* [Exercise requirements]
Switch "legend-item" to "legend-entry" in the lines starting with the line with "- histogram-bar: [173, 174, 180, 427]" and going on through the line with "- histogram-bar: [353, 366, 359, 427]", leaving everything else unchanged. Write out only those lines.

* [Records from a data collection]
======
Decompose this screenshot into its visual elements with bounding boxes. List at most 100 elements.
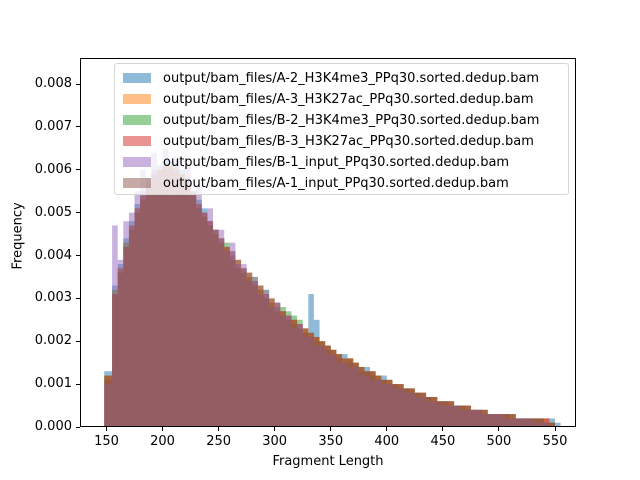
- histogram-bar: [173, 174, 180, 427]
- y-tick-label: 0.008: [34, 76, 72, 91]
- histogram-bar: [336, 358, 342, 427]
- histogram-bar: [420, 396, 427, 427]
- y-tick-label: 0.003: [34, 290, 72, 306]
- histogram-bar: [123, 246, 129, 427]
- y-tick-label: 0.006: [34, 161, 72, 177]
- histogram-bar: [196, 208, 202, 427]
- histogram-bar: [168, 169, 174, 427]
- legend-item: output/bam_files/A-3_H3K27ac_PPq30.sorte…: [123, 89, 534, 109]
- histogram-bar: [140, 199, 146, 427]
- histogram-bar: [476, 409, 483, 427]
- histogram-bar: [313, 341, 320, 427]
- histogram-bar: [128, 229, 135, 427]
- legend-label: output/bam_files/A-3_H3K27ac_PPq30.sorte…: [163, 91, 534, 107]
- histogram-bar: [308, 336, 314, 427]
- y-tick-label: 0.000: [34, 419, 72, 434]
- histogram-bar: [319, 345, 326, 427]
- histogram-bar: [235, 268, 242, 427]
- legend-item: output/bam_files/B-2_H3K4me3_PPq30.sorte…: [123, 110, 539, 130]
- x-tick-label: 550: [542, 434, 568, 449]
- histogram-bar: [358, 371, 365, 427]
- x-tick: [554, 427, 556, 431]
- histogram-bar: [207, 225, 214, 427]
- histogram-bar: [162, 169, 169, 427]
- histogram-bar: [521, 418, 527, 427]
- histogram-bar: [257, 294, 264, 427]
- histogram-bar: [353, 366, 359, 427]
- histogram-bar: [426, 396, 432, 427]
- histogram-bar: [134, 212, 141, 427]
- x-tick: [106, 427, 107, 431]
- histogram-series: [104, 169, 555, 427]
- histogram-bar: [269, 306, 275, 427]
- histogram-bar: [409, 392, 415, 427]
- y-tick: [76, 426, 80, 428]
- histogram-bar: [414, 392, 421, 427]
- histogram-bar: [543, 422, 550, 427]
- x-tick-label: 250: [206, 434, 232, 449]
- histogram-bar: [201, 216, 208, 427]
- histogram-bar: [381, 379, 387, 427]
- histogram-bar: [403, 388, 410, 427]
- x-tick-label: 200: [150, 434, 175, 449]
- y-tick-label: 0.001: [34, 376, 72, 392]
- histogram-bar: [515, 418, 522, 427]
- histogram-bar: [375, 379, 382, 427]
- y-tick: [76, 212, 80, 214]
- legend-item: output/bam_files/B-3_H3K27ac_PPq30.sorte…: [123, 131, 534, 151]
- histogram-bar: [229, 259, 236, 427]
- histogram-bar: [549, 422, 555, 427]
- histogram-bar: [347, 362, 354, 427]
- x-tick-label: 400: [374, 434, 400, 449]
- legend-label: output/bam_files/A-1_input_PPq30.sorted.…: [163, 175, 509, 191]
- histogram-bar: [442, 401, 449, 427]
- histogram-bar: [184, 186, 191, 427]
- y-tick-label: 0.002: [34, 333, 72, 349]
- histogram-bar: [330, 354, 337, 427]
- histogram-bar: [465, 409, 471, 427]
- histogram-bar: [213, 234, 219, 427]
- x-tick: [162, 427, 164, 431]
- histogram-bar: [280, 315, 286, 427]
- histogram-bar: [448, 405, 455, 427]
- histogram-bar: [431, 401, 438, 427]
- histogram-bar: [459, 405, 466, 427]
- legend-label: output/bam_files/B-1_input_PPq30.sorted.…: [163, 154, 510, 170]
- histogram-bar: [487, 414, 494, 427]
- x-tick: [498, 427, 500, 431]
- y-tick-label: 0.004: [34, 247, 72, 263]
- histogram-bar: [325, 349, 331, 427]
- histogram-bar: [291, 324, 298, 427]
- x-tick-label: 500: [486, 434, 512, 449]
- x-tick-label: 150: [94, 434, 119, 449]
- histogram-bar: [224, 251, 230, 427]
- histogram-bar: [341, 362, 348, 427]
- histogram-bar: [555, 422, 561, 427]
- legend-swatch: [123, 157, 151, 167]
- histogram-bar: [252, 285, 258, 427]
- x-tick: [442, 427, 444, 431]
- legend-item: output/bam_files/B-1_input_PPq30.sorted.…: [123, 152, 509, 172]
- histogram-bar: [364, 371, 370, 427]
- histogram-bar: [392, 384, 399, 427]
- legend-label: output/bam_files/B-3_H3K27ac_PPq30.sorte…: [163, 133, 534, 149]
- legend-label: output/bam_files/A-2_H3K4me3_PPq30.sorte…: [163, 70, 540, 86]
- y-tick-label: 0.007: [34, 118, 72, 134]
- y-axis-label: Frequency: [10, 202, 26, 270]
- y-tick: [76, 255, 80, 256]
- legend-swatch: [123, 115, 151, 125]
- histogram-bar: [218, 242, 225, 427]
- histogram-bar: [263, 298, 270, 427]
- x-tick: [218, 427, 220, 431]
- histogram-bar: [369, 375, 376, 427]
- y-tick: [76, 297, 80, 299]
- legend-item: output/bam_files/A-2_H3K4me3_PPq30.sorte…: [123, 68, 539, 88]
- y-tick: [76, 83, 80, 85]
- x-tick-label: 300: [262, 434, 288, 449]
- x-tick: [386, 427, 388, 431]
- histogram-bar: [246, 281, 253, 427]
- x-tick: [330, 427, 332, 431]
- y-tick: [76, 126, 80, 128]
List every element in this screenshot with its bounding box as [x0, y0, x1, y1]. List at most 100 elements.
======
* [Response]
- histogram-bar: [173, 174, 180, 427]
- y-tick-label: 0.008: [34, 76, 72, 91]
- histogram-bar: [336, 358, 342, 427]
- histogram-bar: [420, 396, 427, 427]
- y-tick-label: 0.003: [34, 290, 72, 306]
- histogram-bar: [123, 246, 129, 427]
- y-tick-label: 0.006: [34, 161, 72, 177]
- histogram-bar: [196, 208, 202, 427]
- histogram-bar: [168, 169, 174, 427]
- legend-entry: output/bam_files/A-3_H3K27ac_PPq30.sorte…: [123, 89, 534, 109]
- histogram-bar: [140, 199, 146, 427]
- histogram-bar: [476, 409, 483, 427]
- histogram-bar: [313, 341, 320, 427]
- histogram-bar: [128, 229, 135, 427]
- legend-label: output/bam_files/A-3_H3K27ac_PPq30.sorte…: [163, 91, 534, 107]
- histogram-bar: [308, 336, 314, 427]
- y-tick-label: 0.000: [34, 419, 72, 434]
- histogram-bar: [319, 345, 326, 427]
- histogram-bar: [235, 268, 242, 427]
- legend-entry: output/bam_files/B-2_H3K4me3_PPq30.sorte…: [123, 110, 539, 130]
- x-tick-label: 550: [542, 434, 568, 449]
- histogram-bar: [358, 371, 365, 427]
- x-tick: [554, 427, 556, 431]
- histogram-bar: [207, 225, 214, 427]
- histogram-bar: [162, 169, 169, 427]
- histogram-bar: [521, 418, 527, 427]
- histogram-bar: [257, 294, 264, 427]
- histogram-bar: [353, 366, 359, 427]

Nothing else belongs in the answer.